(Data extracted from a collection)
____________
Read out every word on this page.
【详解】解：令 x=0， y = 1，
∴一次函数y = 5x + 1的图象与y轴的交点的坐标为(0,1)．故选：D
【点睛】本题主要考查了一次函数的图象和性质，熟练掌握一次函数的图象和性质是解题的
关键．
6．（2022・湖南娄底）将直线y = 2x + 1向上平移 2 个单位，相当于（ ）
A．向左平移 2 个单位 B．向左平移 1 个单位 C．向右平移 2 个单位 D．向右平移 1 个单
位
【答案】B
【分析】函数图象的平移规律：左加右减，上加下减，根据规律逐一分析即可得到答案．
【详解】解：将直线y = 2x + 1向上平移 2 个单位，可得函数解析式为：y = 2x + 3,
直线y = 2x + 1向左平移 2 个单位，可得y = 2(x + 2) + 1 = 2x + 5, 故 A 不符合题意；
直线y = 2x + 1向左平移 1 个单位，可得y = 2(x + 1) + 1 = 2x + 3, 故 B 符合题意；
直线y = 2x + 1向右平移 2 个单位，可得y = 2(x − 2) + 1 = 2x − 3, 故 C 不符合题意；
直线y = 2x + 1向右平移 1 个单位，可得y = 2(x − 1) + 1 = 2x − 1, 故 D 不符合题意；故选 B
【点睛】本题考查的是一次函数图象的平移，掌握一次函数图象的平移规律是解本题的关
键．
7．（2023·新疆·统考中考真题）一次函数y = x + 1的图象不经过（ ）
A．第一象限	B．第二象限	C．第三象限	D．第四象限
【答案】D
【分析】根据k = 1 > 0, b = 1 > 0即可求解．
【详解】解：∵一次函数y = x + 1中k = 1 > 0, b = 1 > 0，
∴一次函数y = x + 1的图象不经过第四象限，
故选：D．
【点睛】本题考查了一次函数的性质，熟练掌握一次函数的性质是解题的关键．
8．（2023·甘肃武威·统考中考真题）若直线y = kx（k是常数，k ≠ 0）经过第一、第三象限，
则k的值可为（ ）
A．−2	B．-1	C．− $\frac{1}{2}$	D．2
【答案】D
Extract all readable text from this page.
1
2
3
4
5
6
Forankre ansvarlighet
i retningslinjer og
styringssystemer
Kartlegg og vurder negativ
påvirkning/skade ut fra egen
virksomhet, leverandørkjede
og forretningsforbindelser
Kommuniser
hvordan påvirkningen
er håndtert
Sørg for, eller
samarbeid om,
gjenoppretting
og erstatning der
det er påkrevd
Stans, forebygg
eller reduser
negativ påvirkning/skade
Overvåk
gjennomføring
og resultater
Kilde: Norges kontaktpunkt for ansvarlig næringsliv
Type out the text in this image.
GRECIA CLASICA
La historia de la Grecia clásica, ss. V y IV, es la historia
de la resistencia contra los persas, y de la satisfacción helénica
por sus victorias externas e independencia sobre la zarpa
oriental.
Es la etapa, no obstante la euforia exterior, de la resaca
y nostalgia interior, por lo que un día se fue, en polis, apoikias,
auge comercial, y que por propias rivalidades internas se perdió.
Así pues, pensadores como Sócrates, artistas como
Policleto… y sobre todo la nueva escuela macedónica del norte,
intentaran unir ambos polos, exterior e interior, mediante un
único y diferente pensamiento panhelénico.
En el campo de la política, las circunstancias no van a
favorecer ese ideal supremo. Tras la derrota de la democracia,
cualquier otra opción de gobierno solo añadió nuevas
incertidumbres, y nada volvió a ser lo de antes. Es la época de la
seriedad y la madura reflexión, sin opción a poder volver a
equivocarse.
____________
Task statement
Repeat the material above in full, keeping every word.

Solution to this exercise
Read out every word on this page.
【详解】解：令 x=0， y = 1，
∴一次函数y = 5x + 1的图象与y轴的交点的坐标为(0,1)．故选：D
【点睛】本题主要考查了一次函数的图象和性质，熟练掌握一次函数的图象和性质是解题的
关键．
6．（2022・湖南娄底）将直线y = 2x + 1向上平移 2 个单位，相当于（ ）
A．向左平移 2 个单位 B．向左平移 1 个单位 C．向右平移 2 个单位 D．向右平移 1 个单
位
【答案】B
【分析】函数图象的平移规律：左加右减，上加下减，根据规律逐一分析即可得到答案．
【详解】解：将直线y = 2x + 1向上平移 2 个单位，可得函数解析式为：y = 2x + 3,
直线y = 2x + 1向左平移 2 个单位，可得y = 2(x + 2) + 1 = 2x + 5, 故 A 不符合题意；
直线y = 2x + 1向左平移 1 个单位，可得y = 2(x + 1) + 1 = 2x + 3, 故 B 符合题意；
直线y = 2x + 1向右平移 2 个单位，可得y = 2(x − 2) + 1 = 2x − 3, 故 C 不符合题意；
直线y = 2x + 1向右平移 1 个单位，可得y = 2(x − 1) + 1 = 2x − 1, 故 D 不符合题意；故选 B
【点睛】本题考查的是一次函数图象的平移，掌握一次函数图象的平移规律是解本题的关
键．
7．（2023·新疆·统考中考真题）一次函数y = x + 1的图象不经过（ ）
A．第一象限	B．第二象限	C．第三象限	D．第四象限
【答案】D
【分析】根据k = 1 > 0, b = 1 > 0即可求解．
【详解】解：∵一次函数y = x + 1中k = 1 > 0, b = 1 > 0，
∴一次函数y = x + 1的图象不经过第四象限，
故选：D．
【点睛】本题考查了一次函数的性质，熟练掌握一次函数的性质是解题的关键．
8．（2023·甘肃武威·统考中考真题）若直线y = kx（k是常数，k ≠ 0）经过第一、第三象限，
则k的值可为（ ）
A．−2	B．-1	C．− $\frac{1}{2}$	D．2
【答案】D
Extract all readable text from this page.
1
2
3
4
5
6
Forankre ansvarlighet
i retningslinjer og
styringssystemer
Kartlegg og vurder negativ
påvirkning/skade ut fra egen
virksomhet, leverandørkjede
og forretningsforbindelser
Kommuniser
hvordan påvirkningen
er håndtert
Sørg for, eller
samarbeid om,
gjenoppretting
og erstatning der
det er påkrevd
Stans, forebygg
eller reduser
negativ påvirkning/skade
Overvåk
gjennomføring
og resultater
Kilde: Norges kontaktpunkt for ansvarlig næringsliv
Type out the text in this image.
GRECIA CLASICA
La historia de la Grecia clásica, ss. V y IV, es la historia
de la resistencia contra los persas, y de la satisfacción helénica
por sus victorias externas e independencia sobre la zarpa
oriental.
Es la etapa, no obstante la euforia exterior, de la resaca
y nostalgia interior, por lo que un día se fue, en polis, apoikias,
auge comercial, y que por propias rivalidades internas se perdió.
Así pues, pensadores como Sócrates, artistas como
Policleto… y sobre todo la nueva escuela macedónica del norte,
intentaran unir ambos polos, exterior e interior, mediante un
único y diferente pensamiento panhelénico.
En el campo de la política, las circunstancias no van a
favorecer ese ideal supremo. Tras la derrota de la democracia,
cualquier otra opción de gobierno solo añadió nuevas
incertidumbres, y nada volvió a ser lo de antes. Es la época de la
seriedad y la madura reflexión, sin opción a poder volver a
equivocarse.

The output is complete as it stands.